Stored records:
—————
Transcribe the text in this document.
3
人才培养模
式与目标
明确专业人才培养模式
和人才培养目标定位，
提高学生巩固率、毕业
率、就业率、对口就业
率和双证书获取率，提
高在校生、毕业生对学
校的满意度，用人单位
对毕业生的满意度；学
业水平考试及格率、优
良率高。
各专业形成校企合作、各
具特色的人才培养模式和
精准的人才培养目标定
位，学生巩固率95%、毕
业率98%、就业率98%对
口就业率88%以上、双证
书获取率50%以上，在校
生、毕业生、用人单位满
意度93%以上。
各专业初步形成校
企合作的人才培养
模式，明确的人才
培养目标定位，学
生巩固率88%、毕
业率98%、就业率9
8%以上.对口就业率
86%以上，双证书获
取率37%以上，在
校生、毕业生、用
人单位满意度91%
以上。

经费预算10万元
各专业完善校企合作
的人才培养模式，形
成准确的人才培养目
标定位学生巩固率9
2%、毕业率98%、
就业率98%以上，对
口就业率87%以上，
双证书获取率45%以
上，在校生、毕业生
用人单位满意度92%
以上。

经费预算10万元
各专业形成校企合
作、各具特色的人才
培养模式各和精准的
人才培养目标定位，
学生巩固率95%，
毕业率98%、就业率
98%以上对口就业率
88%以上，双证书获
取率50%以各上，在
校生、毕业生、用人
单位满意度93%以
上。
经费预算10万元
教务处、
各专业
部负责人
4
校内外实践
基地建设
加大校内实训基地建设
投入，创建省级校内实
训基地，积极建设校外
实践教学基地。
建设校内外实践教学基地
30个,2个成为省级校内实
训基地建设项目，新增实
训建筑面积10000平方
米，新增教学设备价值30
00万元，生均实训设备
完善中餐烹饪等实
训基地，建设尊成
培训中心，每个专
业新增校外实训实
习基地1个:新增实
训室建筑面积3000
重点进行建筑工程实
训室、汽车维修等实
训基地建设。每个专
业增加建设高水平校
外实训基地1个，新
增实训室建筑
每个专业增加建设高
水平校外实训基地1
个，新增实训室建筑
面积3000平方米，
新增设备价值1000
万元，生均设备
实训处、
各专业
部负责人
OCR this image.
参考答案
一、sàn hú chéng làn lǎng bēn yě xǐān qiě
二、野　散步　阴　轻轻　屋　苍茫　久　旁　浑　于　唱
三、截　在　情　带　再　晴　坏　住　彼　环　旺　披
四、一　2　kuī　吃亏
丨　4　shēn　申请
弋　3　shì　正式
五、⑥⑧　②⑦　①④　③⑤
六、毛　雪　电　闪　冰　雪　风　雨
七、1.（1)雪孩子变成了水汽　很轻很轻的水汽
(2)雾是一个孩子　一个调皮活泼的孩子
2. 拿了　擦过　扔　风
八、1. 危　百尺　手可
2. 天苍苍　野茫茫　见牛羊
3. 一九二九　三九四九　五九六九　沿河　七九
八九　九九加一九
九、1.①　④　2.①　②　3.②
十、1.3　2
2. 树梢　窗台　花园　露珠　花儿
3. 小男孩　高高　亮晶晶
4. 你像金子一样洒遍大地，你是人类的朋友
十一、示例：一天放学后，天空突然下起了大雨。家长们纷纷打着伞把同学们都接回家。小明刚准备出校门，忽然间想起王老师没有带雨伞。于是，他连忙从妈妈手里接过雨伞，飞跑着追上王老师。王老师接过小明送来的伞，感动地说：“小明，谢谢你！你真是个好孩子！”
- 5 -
—————
== Required task ==
Write out all the data again, exactly as it appears.

== Result of this exercise ==
Transcribe the text in this document.
3
人才培养模
式与目标
明确专业人才培养模式
和人才培养目标定位，
提高学生巩固率、毕业
率、就业率、对口就业
率和双证书获取率，提
高在校生、毕业生对学
校的满意度，用人单位
对毕业生的满意度；学
业水平考试及格率、优
良率高。
各专业形成校企合作、各
具特色的人才培养模式和
精准的人才培养目标定
位，学生巩固率95%、毕
业率98%、就业率98%对
口就业率88%以上、双证
书获取率50%以上，在校
生、毕业生、用人单位满
意度93%以上。
各专业初步形成校
企合作的人才培养
模式，明确的人才
培养目标定位，学
生巩固率88%、毕
业率98%、就业率9
8%以上.对口就业率
86%以上，双证书获
取率37%以上，在
校生、毕业生、用
人单位满意度91%
以上。

经费预算10万元
各专业完善校企合作
的人才培养模式，形
成准确的人才培养目
标定位学生巩固率9
2%、毕业率98%、
就业率98%以上，对
口就业率87%以上，
双证书获取率45%以
上，在校生、毕业生
用人单位满意度92%
以上。

经费预算10万元
各专业形成校企合
作、各具特色的人才
培养模式各和精准的
人才培养目标定位，
学生巩固率95%，
毕业率98%、就业率
98%以上对口就业率
88%以上，双证书获
取率50%以各上，在
校生、毕业生、用人
单位满意度93%以
上。
经费预算10万元
教务处、
各专业
部负责人
4
校内外实践
基地建设
加大校内实训基地建设
投入，创建省级校内实
训基地，积极建设校外
实践教学基地。
建设校内外实践教学基地
30个,2个成为省级校内实
训基地建设项目，新增实
训建筑面积10000平方
米，新增教学设备价值30
00万元，生均实训设备
完善中餐烹饪等实
训基地，建设尊成
培训中心，每个专
业新增校外实训实
习基地1个:新增实
训室建筑面积3000
重点进行建筑工程实
训室、汽车维修等实
训基地建设。每个专
业增加建设高水平校
外实训基地1个，新
增实训室建筑
每个专业增加建设高
水平校外实训基地1
个，新增实训室建筑
面积3000平方米，
新增设备价值1000
万元，生均设备
实训处、
各专业
部负责人
OCR this image.
参考答案
一、sàn hú chéng làn lǎng bēn yě xǐān qiě
二、野　散步　阴　轻轻　屋　苍茫　久　旁　浑　于　唱
三、截　在　情　带　再　晴　坏　住　彼　环　旺　披
四、一　2　kuī　吃亏
丨　4　shēn　申请
弋　3　shì　正式
五、⑥⑧　②⑦　①④　③⑤
六、毛　雪　电　闪　冰　雪　风　雨
七、1.（1)雪孩子变成了水汽　很轻很轻的水汽
(2)雾是一个孩子　一个调皮活泼的孩子
2. 拿了　擦过　扔　风
八、1. 危　百尺　手可
2. 天苍苍　野茫茫　见牛羊
3. 一九二九　三九四九　五九六九　沿河　七九
八九　九九加一九
九、1.①　④　2.①　②　3.②
十、1.3　2
2. 树梢　窗台　花园　露珠　花儿
3. 小男孩　高高　亮晶晶
4. 你像金子一样洒遍大地，你是人类的朋友
十一、示例：一天放学后，天空突然下起了大雨。家长们纷纷打着伞把同学们都接回家。小明刚准备出校门，忽然间想起王老师没有带雨伞。于是，他连忙从妈妈手里接过雨伞，飞跑着追上王老师。王老师接过小明送来的伞，感动地说：“小明，谢谢你！你真是个好孩子！”
- 5 -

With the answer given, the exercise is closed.